===== Exercise data =====

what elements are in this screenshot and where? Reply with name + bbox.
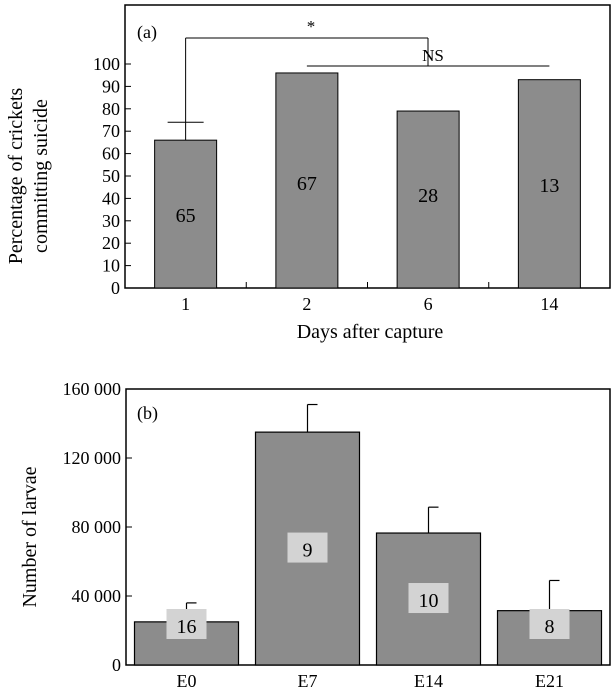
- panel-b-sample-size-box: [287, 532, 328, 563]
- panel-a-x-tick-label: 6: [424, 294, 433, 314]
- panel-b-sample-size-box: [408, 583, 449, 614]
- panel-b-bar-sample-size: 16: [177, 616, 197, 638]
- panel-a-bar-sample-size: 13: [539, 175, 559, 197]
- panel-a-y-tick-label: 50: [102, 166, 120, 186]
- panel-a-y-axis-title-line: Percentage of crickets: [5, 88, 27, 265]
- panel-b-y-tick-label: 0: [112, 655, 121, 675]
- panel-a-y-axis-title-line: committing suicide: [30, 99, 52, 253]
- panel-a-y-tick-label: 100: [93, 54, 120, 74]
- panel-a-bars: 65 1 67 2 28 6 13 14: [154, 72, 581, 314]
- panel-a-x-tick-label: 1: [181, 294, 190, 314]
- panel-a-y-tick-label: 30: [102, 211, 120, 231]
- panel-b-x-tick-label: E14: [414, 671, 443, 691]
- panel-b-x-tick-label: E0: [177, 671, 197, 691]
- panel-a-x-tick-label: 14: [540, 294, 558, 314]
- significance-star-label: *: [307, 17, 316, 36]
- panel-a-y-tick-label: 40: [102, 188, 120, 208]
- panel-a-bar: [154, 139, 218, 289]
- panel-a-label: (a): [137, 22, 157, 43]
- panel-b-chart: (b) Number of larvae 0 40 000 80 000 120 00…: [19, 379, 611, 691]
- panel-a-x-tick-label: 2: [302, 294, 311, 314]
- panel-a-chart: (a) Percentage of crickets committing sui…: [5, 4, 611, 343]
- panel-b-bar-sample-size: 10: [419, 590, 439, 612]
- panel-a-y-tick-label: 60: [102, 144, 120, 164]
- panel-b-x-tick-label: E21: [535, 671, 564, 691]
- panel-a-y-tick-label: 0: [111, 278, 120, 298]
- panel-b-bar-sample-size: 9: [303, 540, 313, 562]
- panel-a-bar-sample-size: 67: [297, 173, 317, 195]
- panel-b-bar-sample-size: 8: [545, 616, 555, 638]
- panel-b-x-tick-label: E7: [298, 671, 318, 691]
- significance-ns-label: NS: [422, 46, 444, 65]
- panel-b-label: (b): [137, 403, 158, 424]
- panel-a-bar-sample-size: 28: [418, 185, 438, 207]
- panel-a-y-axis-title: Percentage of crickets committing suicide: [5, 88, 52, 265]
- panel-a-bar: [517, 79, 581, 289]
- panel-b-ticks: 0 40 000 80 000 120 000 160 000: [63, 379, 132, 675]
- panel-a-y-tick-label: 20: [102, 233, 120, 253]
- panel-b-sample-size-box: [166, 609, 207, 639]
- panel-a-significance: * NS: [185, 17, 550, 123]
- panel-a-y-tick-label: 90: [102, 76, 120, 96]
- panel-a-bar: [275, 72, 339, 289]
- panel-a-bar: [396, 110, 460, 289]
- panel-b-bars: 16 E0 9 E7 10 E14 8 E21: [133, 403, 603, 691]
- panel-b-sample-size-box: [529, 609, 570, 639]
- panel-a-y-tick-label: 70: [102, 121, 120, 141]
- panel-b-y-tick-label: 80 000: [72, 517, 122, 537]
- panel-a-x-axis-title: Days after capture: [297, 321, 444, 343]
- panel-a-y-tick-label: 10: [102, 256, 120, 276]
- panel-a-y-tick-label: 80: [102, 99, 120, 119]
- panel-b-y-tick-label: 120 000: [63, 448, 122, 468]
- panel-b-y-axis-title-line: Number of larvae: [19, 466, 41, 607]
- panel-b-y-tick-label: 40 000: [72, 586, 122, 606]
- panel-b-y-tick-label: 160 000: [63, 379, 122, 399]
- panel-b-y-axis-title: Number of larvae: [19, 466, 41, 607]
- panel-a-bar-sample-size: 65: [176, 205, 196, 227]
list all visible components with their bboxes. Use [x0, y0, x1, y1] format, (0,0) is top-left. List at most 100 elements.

=====
===== Exercise data =====

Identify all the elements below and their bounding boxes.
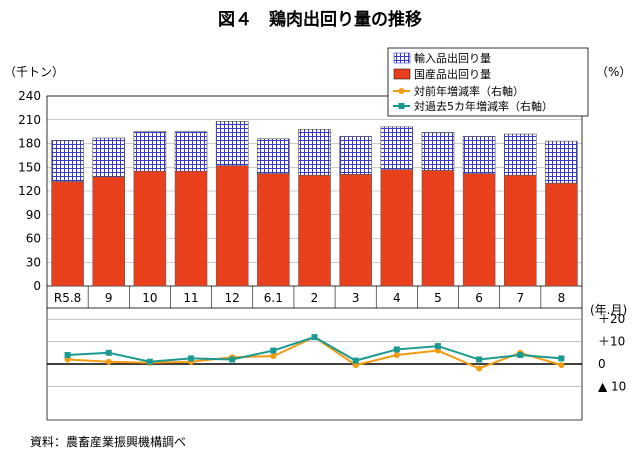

=====

**Work to do**
Starting with the line that contains "what elements are" and going on through the line that contains "- panel-a-y-tick-label: 0: [111, 278, 120, 298]", switch "crickets" to "beetles" and give those lines again with nothing else changed and the pictures left out.

**Result of the task**
what elements are in this screenshot and where? Reply with name + bbox.
- panel-b-sample-size-box: [287, 532, 328, 563]
- panel-a-x-tick-label: 6: [424, 294, 433, 314]
- panel-b-sample-size-box: [408, 583, 449, 614]
- panel-b-bar-sample-size: 16: [177, 616, 197, 638]
- panel-a-bar-sample-size: 13: [539, 175, 559, 197]
- panel-a-y-tick-label: 50: [102, 166, 120, 186]
- panel-a-y-axis-title-line: Percentage of beetles: [5, 88, 27, 265]
- panel-b-y-tick-label: 0: [112, 655, 121, 675]
- panel-a-y-axis-title-line: committing suicide: [30, 99, 52, 253]
- panel-a-y-tick-label: 100: [93, 54, 120, 74]
- panel-a-bars: 65 1 67 2 28 6 13 14: [154, 72, 581, 314]
- panel-a-x-tick-label: 1: [181, 294, 190, 314]
- panel-a-y-tick-label: 30: [102, 211, 120, 231]
- panel-b-x-tick-label: E14: [414, 671, 443, 691]
- panel-b-x-tick-label: E0: [177, 671, 197, 691]
- panel-a-x-tick-label: 14: [540, 294, 558, 314]
- significance-star-label: *: [307, 17, 316, 36]
- panel-a-y-tick-label: 40: [102, 188, 120, 208]
- panel-a-bar: [154, 139, 218, 289]
- panel-a-label: (a): [137, 22, 157, 43]
- panel-b-chart: (b) Number of larvae 0 40 000 80 000 120 00…: [19, 379, 611, 691]
- panel-a-x-tick-label: 2: [302, 294, 311, 314]
- panel-a-chart: (a) Percentage of beetles committing sui…: [5, 4, 611, 343]
- panel-b-bar-sample-size: 10: [419, 590, 439, 612]
- panel-a-y-tick-label: 60: [102, 144, 120, 164]
- panel-b-x-tick-label: E21: [535, 671, 564, 691]
- panel-a-y-tick-label: 0: [111, 278, 120, 298]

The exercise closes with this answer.